WHAT IS NEEDED: Work out how many lines below contain "juni". Provide only the figure.

SOURCE RECORDS:
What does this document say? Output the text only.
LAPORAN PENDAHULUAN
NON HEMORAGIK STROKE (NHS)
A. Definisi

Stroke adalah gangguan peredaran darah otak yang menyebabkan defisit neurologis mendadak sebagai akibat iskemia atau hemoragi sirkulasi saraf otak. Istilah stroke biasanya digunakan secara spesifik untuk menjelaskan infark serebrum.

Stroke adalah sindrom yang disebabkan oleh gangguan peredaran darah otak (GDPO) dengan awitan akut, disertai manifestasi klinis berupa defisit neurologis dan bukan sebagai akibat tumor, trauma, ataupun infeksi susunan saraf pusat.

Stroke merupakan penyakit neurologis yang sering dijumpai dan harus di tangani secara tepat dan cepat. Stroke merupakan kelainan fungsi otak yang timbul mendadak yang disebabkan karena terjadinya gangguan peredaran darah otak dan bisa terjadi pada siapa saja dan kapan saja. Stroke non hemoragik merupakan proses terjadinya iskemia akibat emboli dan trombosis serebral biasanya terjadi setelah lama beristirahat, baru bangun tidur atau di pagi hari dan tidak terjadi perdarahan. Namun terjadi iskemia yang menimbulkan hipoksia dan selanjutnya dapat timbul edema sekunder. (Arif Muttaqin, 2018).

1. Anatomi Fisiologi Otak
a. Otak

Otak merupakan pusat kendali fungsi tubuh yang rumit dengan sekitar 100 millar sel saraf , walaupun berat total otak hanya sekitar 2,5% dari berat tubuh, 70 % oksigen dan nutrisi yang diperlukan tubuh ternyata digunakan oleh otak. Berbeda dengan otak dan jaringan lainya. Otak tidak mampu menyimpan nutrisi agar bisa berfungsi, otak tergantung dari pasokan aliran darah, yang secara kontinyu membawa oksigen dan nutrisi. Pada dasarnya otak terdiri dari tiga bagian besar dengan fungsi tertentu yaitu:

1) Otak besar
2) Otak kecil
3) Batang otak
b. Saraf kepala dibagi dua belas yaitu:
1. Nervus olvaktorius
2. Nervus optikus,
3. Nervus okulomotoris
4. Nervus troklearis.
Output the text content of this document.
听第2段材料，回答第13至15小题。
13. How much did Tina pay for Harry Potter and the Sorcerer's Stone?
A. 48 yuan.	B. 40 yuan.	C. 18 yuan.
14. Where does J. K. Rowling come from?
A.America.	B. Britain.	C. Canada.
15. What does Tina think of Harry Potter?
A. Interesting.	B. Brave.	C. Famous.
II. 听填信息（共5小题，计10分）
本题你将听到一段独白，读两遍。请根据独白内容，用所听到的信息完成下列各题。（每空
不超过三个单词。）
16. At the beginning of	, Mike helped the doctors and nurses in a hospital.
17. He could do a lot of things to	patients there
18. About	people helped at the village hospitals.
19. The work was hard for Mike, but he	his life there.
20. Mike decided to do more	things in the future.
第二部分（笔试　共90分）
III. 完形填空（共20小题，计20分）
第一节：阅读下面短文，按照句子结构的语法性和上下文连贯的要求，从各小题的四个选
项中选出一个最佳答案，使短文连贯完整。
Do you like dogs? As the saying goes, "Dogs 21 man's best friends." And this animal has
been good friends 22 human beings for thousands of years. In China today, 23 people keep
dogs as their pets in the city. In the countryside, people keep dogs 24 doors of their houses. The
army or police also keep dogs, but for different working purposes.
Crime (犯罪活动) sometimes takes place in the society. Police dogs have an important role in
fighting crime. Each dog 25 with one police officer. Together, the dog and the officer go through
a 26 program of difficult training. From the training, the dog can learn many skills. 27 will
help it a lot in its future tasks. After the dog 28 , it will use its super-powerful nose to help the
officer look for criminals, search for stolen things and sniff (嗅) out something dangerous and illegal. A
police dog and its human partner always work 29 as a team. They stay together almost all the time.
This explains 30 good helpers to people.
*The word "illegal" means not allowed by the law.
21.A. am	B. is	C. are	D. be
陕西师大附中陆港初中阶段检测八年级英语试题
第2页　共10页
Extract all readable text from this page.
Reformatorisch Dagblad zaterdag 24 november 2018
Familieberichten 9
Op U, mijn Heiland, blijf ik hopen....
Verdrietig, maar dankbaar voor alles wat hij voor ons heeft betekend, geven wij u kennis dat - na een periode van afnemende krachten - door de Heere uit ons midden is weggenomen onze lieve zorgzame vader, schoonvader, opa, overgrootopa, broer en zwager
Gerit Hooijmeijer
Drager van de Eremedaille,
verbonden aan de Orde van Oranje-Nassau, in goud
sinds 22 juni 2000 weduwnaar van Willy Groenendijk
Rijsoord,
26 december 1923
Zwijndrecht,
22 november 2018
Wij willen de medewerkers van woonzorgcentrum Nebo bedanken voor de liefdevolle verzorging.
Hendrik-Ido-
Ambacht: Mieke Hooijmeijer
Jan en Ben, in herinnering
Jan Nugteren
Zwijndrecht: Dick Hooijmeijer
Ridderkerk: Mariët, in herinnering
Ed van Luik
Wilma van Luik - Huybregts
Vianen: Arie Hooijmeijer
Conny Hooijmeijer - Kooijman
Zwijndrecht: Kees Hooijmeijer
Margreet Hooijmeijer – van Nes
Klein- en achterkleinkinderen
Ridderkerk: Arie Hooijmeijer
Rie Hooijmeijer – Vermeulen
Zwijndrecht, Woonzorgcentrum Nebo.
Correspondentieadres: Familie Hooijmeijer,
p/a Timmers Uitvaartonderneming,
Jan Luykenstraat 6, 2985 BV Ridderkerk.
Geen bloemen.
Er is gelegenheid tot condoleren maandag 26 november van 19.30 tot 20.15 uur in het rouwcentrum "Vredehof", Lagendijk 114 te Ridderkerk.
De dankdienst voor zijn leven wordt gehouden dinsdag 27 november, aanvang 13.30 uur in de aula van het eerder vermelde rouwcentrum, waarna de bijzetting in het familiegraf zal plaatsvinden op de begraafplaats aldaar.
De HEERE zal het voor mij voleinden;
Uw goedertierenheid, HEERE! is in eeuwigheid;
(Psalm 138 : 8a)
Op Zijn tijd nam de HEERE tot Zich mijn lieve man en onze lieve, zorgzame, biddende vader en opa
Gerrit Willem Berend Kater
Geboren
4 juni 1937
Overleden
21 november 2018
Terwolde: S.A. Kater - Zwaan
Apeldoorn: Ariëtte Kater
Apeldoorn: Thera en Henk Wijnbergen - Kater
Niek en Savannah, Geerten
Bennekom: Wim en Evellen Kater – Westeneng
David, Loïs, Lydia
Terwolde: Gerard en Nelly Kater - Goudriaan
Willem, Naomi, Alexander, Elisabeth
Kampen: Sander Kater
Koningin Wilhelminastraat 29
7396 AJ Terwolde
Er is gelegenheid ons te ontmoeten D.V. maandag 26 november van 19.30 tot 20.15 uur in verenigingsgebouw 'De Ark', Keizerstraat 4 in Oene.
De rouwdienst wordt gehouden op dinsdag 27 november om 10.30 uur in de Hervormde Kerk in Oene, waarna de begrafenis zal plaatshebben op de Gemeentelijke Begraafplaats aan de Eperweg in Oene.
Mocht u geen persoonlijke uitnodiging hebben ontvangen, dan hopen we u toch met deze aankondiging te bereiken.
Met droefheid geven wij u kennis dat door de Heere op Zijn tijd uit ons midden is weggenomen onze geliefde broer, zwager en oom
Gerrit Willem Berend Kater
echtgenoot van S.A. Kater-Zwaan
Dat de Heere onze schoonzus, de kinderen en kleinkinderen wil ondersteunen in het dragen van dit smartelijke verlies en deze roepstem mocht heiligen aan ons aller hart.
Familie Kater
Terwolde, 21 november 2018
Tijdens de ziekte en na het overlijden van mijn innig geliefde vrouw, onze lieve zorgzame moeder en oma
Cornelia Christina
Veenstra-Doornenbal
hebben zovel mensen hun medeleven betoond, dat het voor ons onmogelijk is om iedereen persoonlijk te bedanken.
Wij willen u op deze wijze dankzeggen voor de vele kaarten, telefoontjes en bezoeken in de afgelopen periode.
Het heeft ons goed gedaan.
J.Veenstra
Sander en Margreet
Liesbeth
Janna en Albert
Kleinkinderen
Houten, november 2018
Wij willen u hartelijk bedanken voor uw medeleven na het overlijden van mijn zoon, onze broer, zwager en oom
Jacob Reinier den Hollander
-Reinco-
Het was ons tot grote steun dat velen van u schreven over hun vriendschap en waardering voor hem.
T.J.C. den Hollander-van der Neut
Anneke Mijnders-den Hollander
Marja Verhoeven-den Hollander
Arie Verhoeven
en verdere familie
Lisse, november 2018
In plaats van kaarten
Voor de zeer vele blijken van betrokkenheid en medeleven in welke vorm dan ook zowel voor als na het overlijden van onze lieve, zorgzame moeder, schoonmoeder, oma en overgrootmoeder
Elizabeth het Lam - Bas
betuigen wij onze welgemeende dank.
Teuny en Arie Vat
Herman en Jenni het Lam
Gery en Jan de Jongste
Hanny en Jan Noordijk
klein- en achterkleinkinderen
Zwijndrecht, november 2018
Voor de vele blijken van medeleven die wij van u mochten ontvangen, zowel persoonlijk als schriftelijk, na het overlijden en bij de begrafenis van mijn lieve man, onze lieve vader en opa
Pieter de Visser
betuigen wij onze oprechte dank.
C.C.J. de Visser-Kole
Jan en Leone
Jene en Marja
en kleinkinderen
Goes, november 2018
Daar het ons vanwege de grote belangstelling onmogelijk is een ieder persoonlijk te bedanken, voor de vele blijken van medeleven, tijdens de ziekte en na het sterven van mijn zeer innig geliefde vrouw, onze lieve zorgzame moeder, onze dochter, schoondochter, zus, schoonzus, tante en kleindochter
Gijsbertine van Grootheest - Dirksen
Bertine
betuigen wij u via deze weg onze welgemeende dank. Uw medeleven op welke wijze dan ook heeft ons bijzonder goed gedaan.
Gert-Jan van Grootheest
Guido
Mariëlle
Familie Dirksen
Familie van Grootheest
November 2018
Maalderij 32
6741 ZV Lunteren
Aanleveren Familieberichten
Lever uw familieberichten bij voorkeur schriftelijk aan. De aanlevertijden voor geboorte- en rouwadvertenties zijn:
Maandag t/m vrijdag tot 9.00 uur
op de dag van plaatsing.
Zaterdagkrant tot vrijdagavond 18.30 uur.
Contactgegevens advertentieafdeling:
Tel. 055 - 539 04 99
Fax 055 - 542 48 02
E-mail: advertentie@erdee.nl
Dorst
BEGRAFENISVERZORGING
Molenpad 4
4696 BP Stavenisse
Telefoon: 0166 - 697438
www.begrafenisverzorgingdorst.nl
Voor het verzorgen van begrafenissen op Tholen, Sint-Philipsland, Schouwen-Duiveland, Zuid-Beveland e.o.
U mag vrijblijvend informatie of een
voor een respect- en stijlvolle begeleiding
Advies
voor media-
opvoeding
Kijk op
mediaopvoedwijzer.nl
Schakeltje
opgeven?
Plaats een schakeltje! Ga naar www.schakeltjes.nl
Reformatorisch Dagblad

ANSWER SECTION: 2